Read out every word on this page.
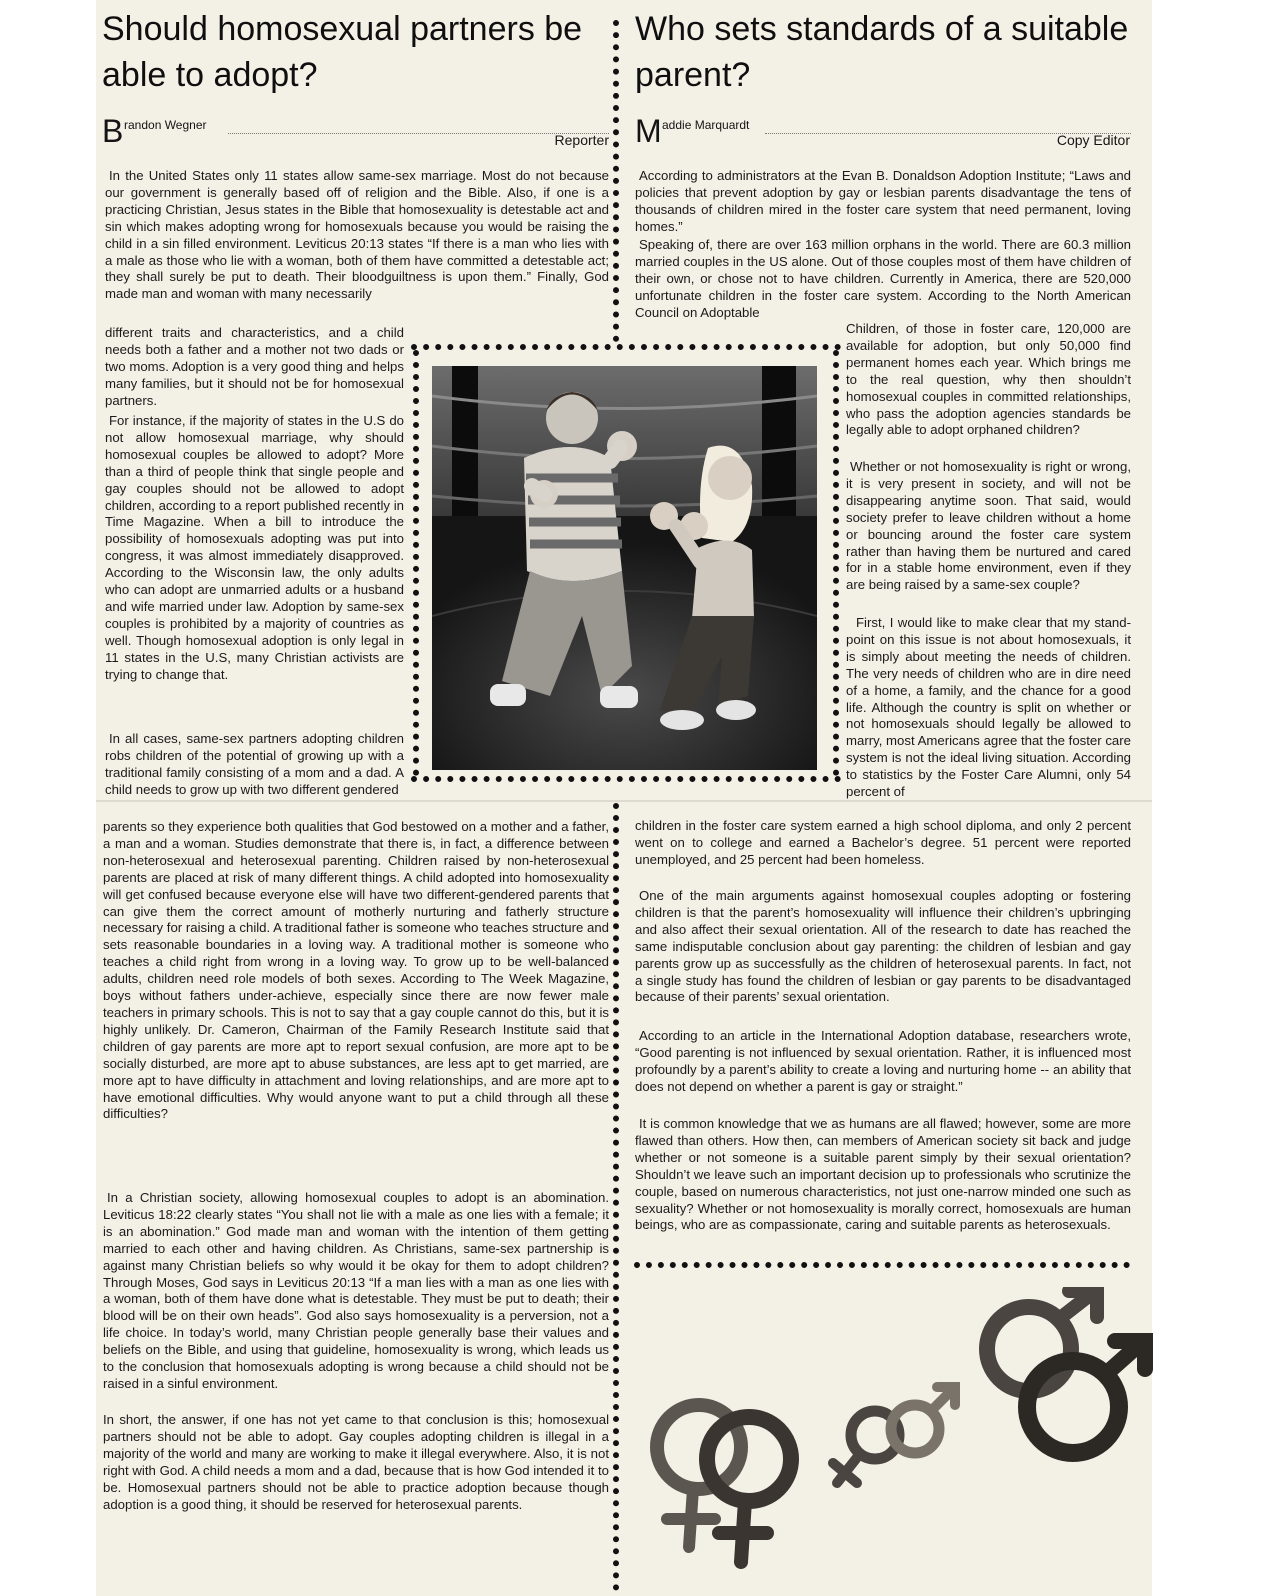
Should homosexual partners be able to adopt?
B randon Wegner
Reporter

In the United States only 11 states allow same-sex marriage. Most do not because our government is generally based off of religion and the Bible. Also, if one is a practicing Christian, Jesus states in the Bible that homosexuality is detestable act and sin which makes adopting wrong for homosexuals because you would be raising the child in a sin filled environment. Leviticus 20:13 states “If there is a man who lies with a male as those who lie with a woman, both of them have committed a detestable act; they shall surely be put to death. Their bloodguiltness is upon them.” Finally, God made man and woman with many necessarily

different traits and characteristics, and a child needs both a father and a mother not two dads or two moms. Adoption is a very good thing and helps many families, but it should not be for homosexual partners.

For instance, if the majority of states in the U.S do not allow homosexual marriage, why should homosexual couples be allowed to adopt? More than a third of people think that single people and gay couples should not be allowed to adopt children, according to a report published recently in Time Magazine. When a bill to introduce the possibility of homosexuals adopting was put into congress, it was almost immediately disapproved. According to the Wisconsin law, the only adults who can adopt are unmarried adults or a husband and wife married under law. Adoption by same-sex couples is prohibited by a majority of countries as well. Though homosexual adoption is only legal in 11 states in the U.S, many Christian activists are trying to change that.

In all cases, same-sex partners adopting children robs children of the potential of growing up with a traditional family consisting of a mom and a dad. A child needs to grow up with two different gendered

parents so they experience both qualities that God bestowed on a mother and a father, a man and a woman. Studies demonstrate that there is, in fact, a difference between non-heterosexual and heterosexual parenting. Children raised by non-heterosexual parents are placed at risk of many different things. A child adopted into homosexuality will get confused because everyone else will have two different-gendered parents that can give them the correct amount of motherly nurturing and fatherly structure necessary for raising a child. A traditional father is someone who teaches structure and sets reasonable boundaries in a loving way. A traditional mother is someone who teaches a child right from wrong in a loving way. To grow up to be well-balanced adults, children need role models of both sexes. According to The Week Magazine, boys without fathers under-achieve, especially since there are now fewer male teachers in primary schools. This is not to say that a gay couple cannot do this, but it is highly unlikely. Dr. Cameron, Chairman of the Family Research Institute said that children of gay parents are more apt to report sexual confusion, are more apt to be socially disturbed, are more apt to abuse substances, are less apt to get married, are more apt to have difficulty in attachment and loving relationships, and are more apt to have emotional difficulties. Why would anyone want to put a child through all these difficulties?

In a Christian society, allowing homosexual couples to adopt is an abomination. Leviticus 18:22 clearly states “You shall not lie with a male as one lies with a female; it is an abomination.” God made man and woman with the intention of them getting married to each other and having children. As Christians, same-sex partnership is against many Christian beliefs so why would it be okay for them to adopt children? Through Moses, God says in Leviticus 20:13 “If a man lies with a man as one lies with a woman, both of them have done what is detestable. They must be put to death; their blood will be on their own heads”. God also says homosexuality is a perversion, not a life choice. In today’s world, many Christian people generally base their values and beliefs on the Bible, and using that guideline, homosexuality is wrong, which leads us to the conclusion that homosexuals adopting is wrong because a child should not be raised in a sinful environment.

In short, the answer, if one has not yet came to that conclusion is this; homosexual partners should not be able to adopt. Gay couples adopting children is illegal in a majority of the world and many are working to make it illegal everywhere. Also, it is not right with God. A child needs a mom and a dad, because that is how God intended it to be. Homosexual partners should not be able to practice adoption because though adoption is a good thing, it should be reserved for heterosexual parents.

Who sets standards of a suitable parent?
M addie Marquardt
Copy Editor

According to administrators at the Evan B. Donaldson Adoption Institute; “Laws and policies that prevent adoption by gay or lesbian parents disadvantage the tens of thousands of children mired in the foster care system that need permanent, loving homes.”

Speaking of, there are over 163 million orphans in the world. There are 60.3 million married couples in the US alone. Out of those couples most of them have children of their own, or chose not to have children. Currently in America, there are 520,000 unfortunate children in the foster care system. According to the North American Council on Adoptable

Children, of those in foster care, 120,000 are available for adoption, but only 50,000 find permanent homes each year. Which brings me to the real question, why then shouldn’t homosexual couples in committed relationships, who pass the adoption agencies standards be legally able to adopt orphaned children?

Whether or not homosexuality is right or wrong, it is very present in society, and will not be disappearing anytime soon. That said, would society prefer to leave children without a home or bouncing around the foster care system rather than having them be nurtured and cared for in a stable home environment, even if they are being raised by a same-sex couple?

First, I would like to make clear that my stand-point on this issue is not about homosexuals, it is simply about meeting the needs of children. The very needs of children who are in dire need of a home, a family, and the chance for a good life. Although the country is split on whether or not homosexuals should legally be allowed to marry, most Americans agree that the foster care system is not the ideal living situation. According to statistics by the Foster Care Alumni, only 54 percent of

children in the foster care system earned a high school diploma, and only 2 percent went on to college and earned a Bachelor’s degree. 51 percent were reported unemployed, and 25 percent had been homeless.

One of the main arguments against homosexual couples adopting or fostering children is that the parent’s homosexuality will influence their children’s upbringing and also affect their sexual orientation. All of the research to date has reached the same indisputable conclusion about gay parenting: the children of lesbian and gay parents grow up as successfully as the children of heterosexual parents. In fact, not a single study has found the children of lesbian or gay parents to be disadvantaged because of their parents’ sexual orientation.

According to an article in the International Adoption database, researchers wrote, “Good parenting is not influenced by sexual orientation. Rather, it is influenced most profoundly by a parent’s ability to create a loving and nurturing home -- an ability that does not depend on whether a parent is gay or straight.”

It is common knowledge that we as humans are all flawed; however, some are more flawed than others. How then, can members of American society sit back and judge whether or not someone is a suitable parent simply by their sexual orientation? Shouldn’t we leave such an important decision up to professionals who scrutinize the couple, based on numerous characteristics, not just one-narrow minded one such as sexuality? Whether or not homosexuality is morally correct, homosexuals are human beings, who are as compassionate, caring and suitable parents as heterosexuals.
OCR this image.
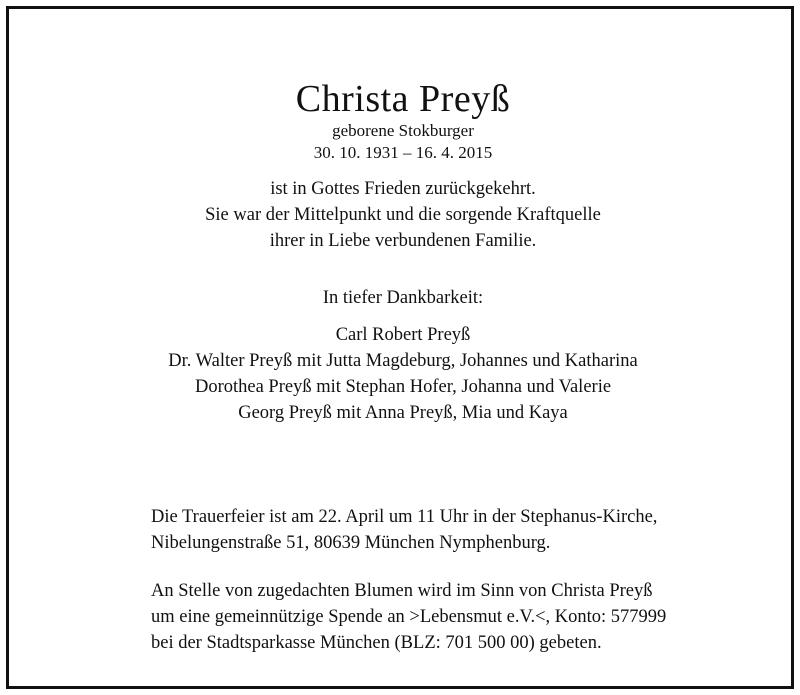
Christa Preyß
geborene Stokburger
30. 10. 1931 – 16. 4. 2015
ist in Gottes Frieden zurückgekehrt.
Sie war der Mittelpunkt und die sorgende Kraftquelle
ihrer in Liebe verbundenen Familie.
In tiefer Dankbarkeit:
Carl Robert Preyß
Dr. Walter Preyß mit Jutta Magdeburg, Johannes und Katharina
Dorothea Preyß mit Stephan Hofer, Johanna und Valerie
Georg Preyß mit Anna Preyß, Mia und Kaya
Die Trauerfeier ist am 22. April um 11 Uhr in der Stephanus-Kirche,
Nibelungenstraße 51, 80639 München Nymphenburg.
An Stelle von zugedachten Blumen wird im Sinn von Christa Preyß
um eine gemeinnützige Spende an >Lebensmut e.V.<, Konto: 577999
bei der Stadtsparkasse München (BLZ: 701 500 00) gebeten.
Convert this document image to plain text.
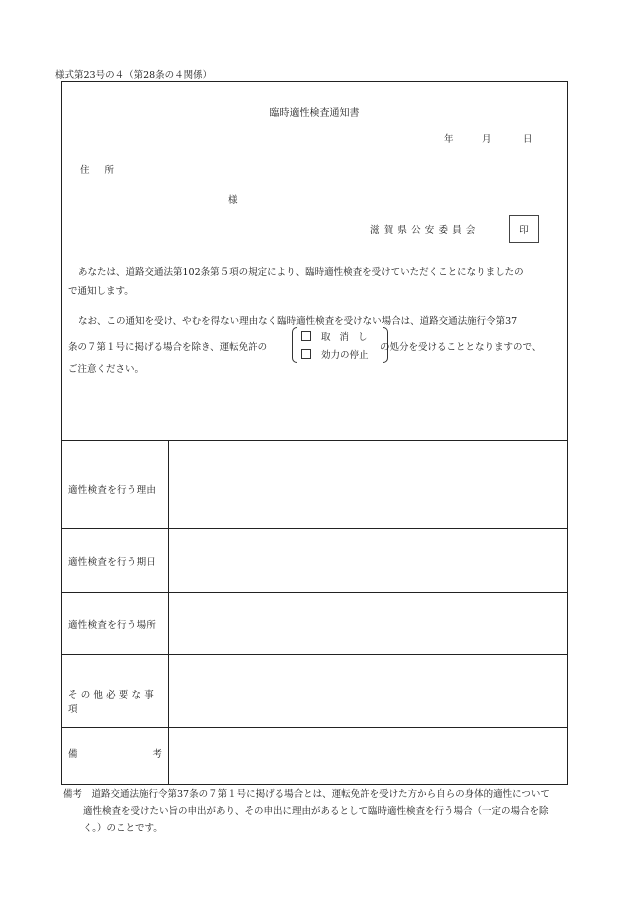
様式第23号の４（第28条の４関係）
臨時適性検査通知書
年	月	日
住 所
様
滋賀県公安委員会	印
あなたは、道路交通法第102条第５項の規定により、臨時適性検査を受けていただくことになりましたの
で通知します。
なお、この通知を受け、やむを得ない理由なく臨時適性検査を受けない場合は、道路交通法施行令第37
条の７第１号に掲げる場合を除き、運転免許の
取消し
効力の停止
の処分を受けることとなりますので、
ご注意ください。
適性検査を行う理由
適性検査を行う期日
適性検査を行う場所
その他必要な事項
備	考
備考　道路交通法施行令第37条の７第１号に掲げる場合とは、運転免許を受けた方から自らの身体的適性について
適性検査を受けたい旨の申出があり、その申出に理由があるとして臨時適性検査を行う場合（一定の場合を除
く。）のことです。
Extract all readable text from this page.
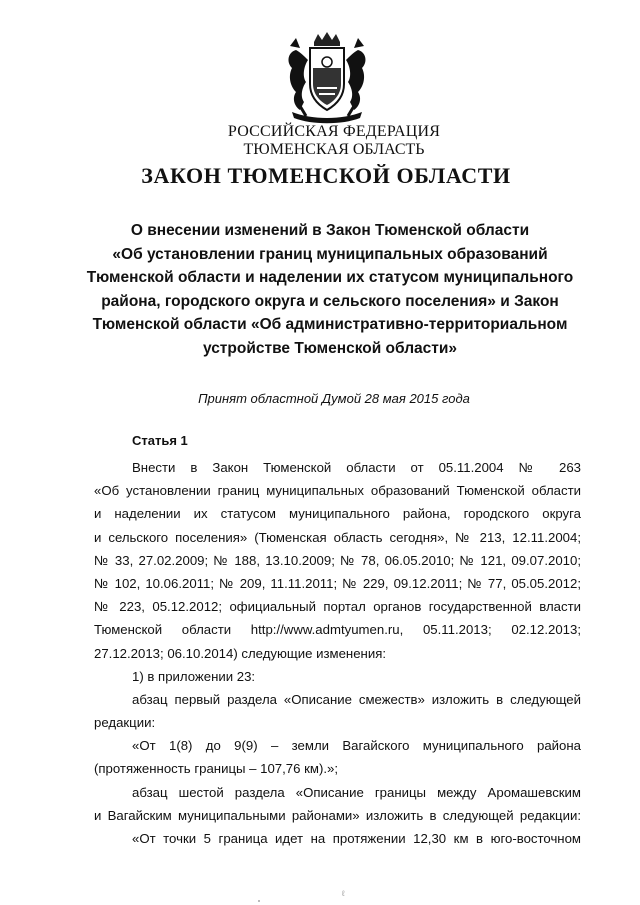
РОССИЙСКАЯ ФЕДЕРАЦИЯ
ТЮМЕНСКАЯ ОБЛАСТЬ
ЗАКОН ТЮМЕНСКОЙ ОБЛАСТИ
О внесении изменений в Закон Тюменской области
«Об установлении границ муниципальных образований
Тюменской области и наделении их статусом муниципального
района, городского округа и сельского поселения» и Закон
Тюменской области «Об административно-территориальном
устройстве Тюменской области»
Принят областной Думой 28 мая 2015 года
Статья 1
Внести в Закон Тюменской области от 05.11.2004 № 263
«Об установлении границ муниципальных образований Тюменской области
и наделении их статусом муниципального района, городского округа
и сельского поселения» (Тюменская область сегодня», № 213, 12.11.2004;
№ 33, 27.02.2009; № 188, 13.10.2009; № 78, 06.05.2010; № 121, 09.07.2010;
№ 102, 10.06.2011; № 209, 11.11.2011; № 229, 09.12.2011; № 77, 05.05.2012;
№ 223, 05.12.2012; официальный портал органов государственной власти
Тюменской области http://www.admtyumen.ru, 05.11.2013; 02.12.2013;
27.12.2013; 06.10.2014) следующие изменения:
1) в приложении 23:
абзац первый раздела «Описание смежеств» изложить в следующей
редакции:
«От 1(8) до 9(9) – земли Вагайского муниципального района
(протяженность границы – 107,76 км).»;
абзац шестой раздела «Описание границы между Аромашевским
и Вагайским муниципальными районами» изложить в следующей редакции:
«От точки 5 граница идет на протяжении 12,30 км в юго-восточном
ℓ
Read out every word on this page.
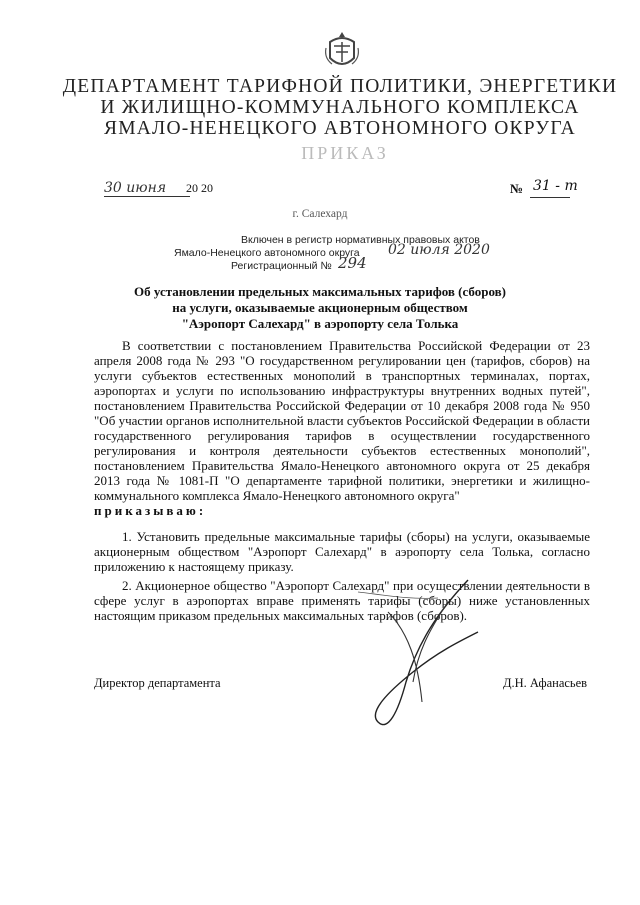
ДЕПАРТАМЕНТ ТАРИФНОЙ ПОЛИТИКИ, ЭНЕРГЕТИКИ
И ЖИЛИЩНО-КОММУНАЛЬНОГО КОМПЛЕКСА
ЯМАЛО-НЕНЕЦКОГО АВТОНОМНОГО ОКРУГА
ПРИКАЗ
30 июня 20 20	№ 31 - т
г. Салехард
Включен в регистр нормативных правовых актов
Ямало-Ненецкого автономного округа 02 июля 2020
Регистрационный № 294
Об установлении предельных максимальных тарифов (сборов)
на услуги, оказываемые акционерным обществом
"Аэропорт Салехард" в аэропорту села Толька
В соответствии с постановлением Правительства Российской Федерации от 23 апреля 2008 года № 293 "О государственном регулировании цен (тарифов, сборов) на услуги субъектов естественных монополий в транспортных терминалах, портах, аэропортах и услуги по использованию инфраструктуры внутренних водных путей", постановлением Правительства Российской Федерации от 10 декабря 2008 года № 950 "Об участии органов исполнительной власти субъектов Российской Федерации в области государственного регулирования тарифов в осуществлении государственного регулирования и контроля деятельности субъектов естественных монополий", постановлением Правительства Ямало-Ненецкого автономного округа от 25 декабря 2013 года № 1081-П "О департаменте тарифной политики, энергетики и жилищно-коммунального комплекса Ямало-Ненецкого автономного округа"
приказываю:
1. Установить предельные максимальные тарифы (сборы) на услуги, оказываемые акционерным обществом "Аэропорт Салехард" в аэропорту села Толька, согласно приложению к настоящему приказу.
2. Акционерное общество "Аэропорт Салехард" при осуществлении деятельности в сфере услуг в аэропортах вправе применять тарифы (сборы) ниже установленных настоящим приказом предельных максимальных тарифов (сборов).
Директор департамента	Д.Н. Афанасьев
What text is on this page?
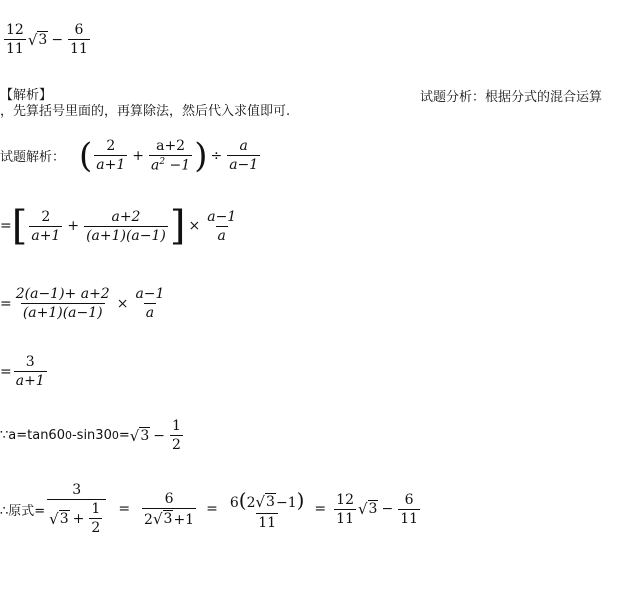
$\frac{12}{11}$ √ $3 - \frac{6}{11}$
【解析】	试题分析：根据分式的混合运算
，先算括号里面的，再算除法，然后代入求值即可.
试题解析： ( $\frac{2}{a+1} + \frac{a+2}{a^2 -1}$ ) ÷ $\frac{a}{a-1}$
= [ $\frac{2}{a+1} + \frac{a+2}{(a+1)(a-1)}$ ] × $\frac{a-1}{a}$
= $\frac{2(a-1)+ a+2}{(a+1)(a-1)} \times \frac{a-1}{a}$
= $\frac{3}{a+1}$
∵a=tan60 0 -sin30 0 = √ $3 - \frac{1}{2}$
∴原式= $\frac{3}{√ 3 + \frac{1}{2}} = \frac{6}{2 √ 3 +1} = \frac{6(2 √ 3 -1)}{11} = \frac{12}{11}$ √ $3 - \frac{6}{11}$
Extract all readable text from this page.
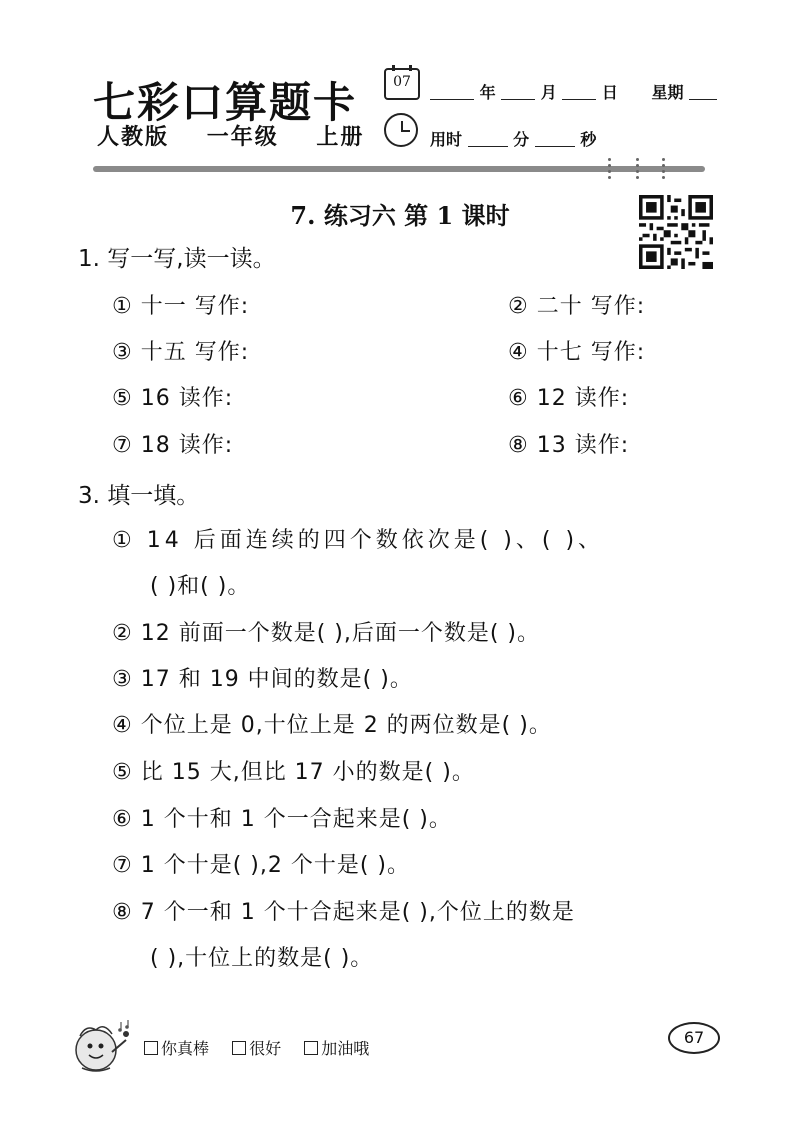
七彩口算题卡
人教版 一年级 上册
07
年	月	日 星期
用时	分	秒
7. 练习六 第 1 课时
1. 写一写,读一读。
① 十一 写作:	② 二十 写作:
③ 十五 写作:	④ 十七 写作:
⑤ 16 读作:	⑥ 12 读作:
⑦ 18 读作:	⑧ 13 读作:
3. 填一填。
① 14 后面连续的四个数依次是( )、( )、
( )和( )。
② 12 前面一个数是( ),后面一个数是( )。
③ 17 和 19 中间的数是( )。
④ 个位上是 0,十位上是 2 的两位数是( )。
⑤ 比 15 大,但比 17 小的数是( )。
⑥ 1 个十和 1 个一合起来是( )。
⑦ 1 个十是( ),2 个十是( )。
⑧ 7 个一和 1 个十合起来是( ),个位上的数是
( ),十位上的数是( )。
你真棒	很好	加油哦
67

****

What is needed. Copy out every line with the word "system".

Task solution.
According to administrators at the Evan B. Donaldson Adoption Institute; “Laws and policies that prevent adoption by gay or lesbian parents disadvantage the tens of thousands of children mired in the foster care system that need permanent, loving homes.”
Speaking of, there are over 163 million orphans in the world. There are 60.3 million married couples in the US alone. Out of those couples most of them have children of their own, or chose not to have children. Currently in America, there are 520,000 unfortunate children in the foster care system. According to the North American Council on Adoptable
Whether or not homosexuality is right or wrong, it is very present in society, and will not be disappearing anytime soon. That said, would society prefer to leave children without a home or bouncing around the foster care system rather than having them be nurtured and cared for in a stable home environment, even if they are being raised by a same-sex couple?
First, I would like to make clear that my stand-point on this issue is not about homosexuals, it is simply about meeting the needs of children. The very needs of children who are in dire need of a home, a family, and the chance for a good life. Although the country is split on whether or not homosexuals should legally be allowed to marry, most Americans agree that the foster care system is not the ideal living situation. According to statistics by the Foster Care Alumni, only 54 percent of
children in the foster care system earned a high school diploma, and only 2 percent went on to college and earned a Bachelor’s degree. 51 percent were reported unemployed, and 25 percent had been homeless.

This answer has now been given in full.